Retype every entry exactly, character for character.

——————————

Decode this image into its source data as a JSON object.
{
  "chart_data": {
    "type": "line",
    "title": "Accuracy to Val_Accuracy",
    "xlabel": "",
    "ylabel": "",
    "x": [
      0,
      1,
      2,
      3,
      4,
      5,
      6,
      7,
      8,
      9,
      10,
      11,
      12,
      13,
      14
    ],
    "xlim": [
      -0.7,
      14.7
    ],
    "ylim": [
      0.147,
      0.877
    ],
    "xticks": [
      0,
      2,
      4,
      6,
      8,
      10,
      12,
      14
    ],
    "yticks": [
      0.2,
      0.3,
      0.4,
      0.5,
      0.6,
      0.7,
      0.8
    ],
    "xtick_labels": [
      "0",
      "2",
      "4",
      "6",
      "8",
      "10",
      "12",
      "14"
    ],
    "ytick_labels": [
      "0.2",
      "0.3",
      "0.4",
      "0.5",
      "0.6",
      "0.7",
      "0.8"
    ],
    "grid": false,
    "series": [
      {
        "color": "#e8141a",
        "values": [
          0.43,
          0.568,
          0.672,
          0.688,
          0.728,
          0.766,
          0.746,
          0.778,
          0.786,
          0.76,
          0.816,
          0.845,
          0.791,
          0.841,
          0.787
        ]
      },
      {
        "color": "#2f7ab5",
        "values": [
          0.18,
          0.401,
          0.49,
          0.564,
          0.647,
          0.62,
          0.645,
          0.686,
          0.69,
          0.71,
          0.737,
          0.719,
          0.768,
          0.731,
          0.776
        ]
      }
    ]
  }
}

——————————

Solved exercise:
Decode this image into its source data as a JSON object.
{
  "chart_data": {
    "type": "line",
    "title": "Accuracy to Val_Accuracy",
    "xlabel": "",
    "ylabel": "",
    "x": [
      0,
      1,
      2,
      3,
      4,
      5,
      6,
      7,
      8,
      9,
      10,
      11,
      12,
      13,
      14
    ],
    "xlim": [
      -0.7,
      14.7
    ],
    "ylim": [
      0.147,
      0.877
    ],
    "xticks": [
      0,
      2,
      4,
      6,
      8,
      10,
      12,
      14
    ],
    "yticks": [
      0.2,
      0.3,
      0.4,
      0.5,
      0.6,
      0.7,
      0.8
    ],
    "xtick_labels": [
      "0",
      "2",
      "4",
      "6",
      "8",
      "10",
      "12",
      "14"
    ],
    "ytick_labels": [
      "0.2",
      "0.3",
      "0.4",
      "0.5",
      "0.6",
      "0.7",
      "0.8"
    ],
    "grid": false,
    "series": [
      {
        "color": "#e8141a",
        "values": [
          0.43,
          0.568,
          0.672,
          0.688,
          0.728,
          0.766,
          0.746,
          0.778,
          0.786,
          0.76,
          0.816,
          0.845,
          0.791,
          0.841,
          0.787
        ]
      },
      {
        "color": "#2f7ab5",
        "values": [
          0.18,
          0.401,
          0.49,
          0.564,
          0.647,
          0.62,
          0.645,
          0.686,
          0.69,
          0.71,
          0.737,
          0.719,
          0.768,
          0.731,
          0.776
        ]
      }
    ]
  }
}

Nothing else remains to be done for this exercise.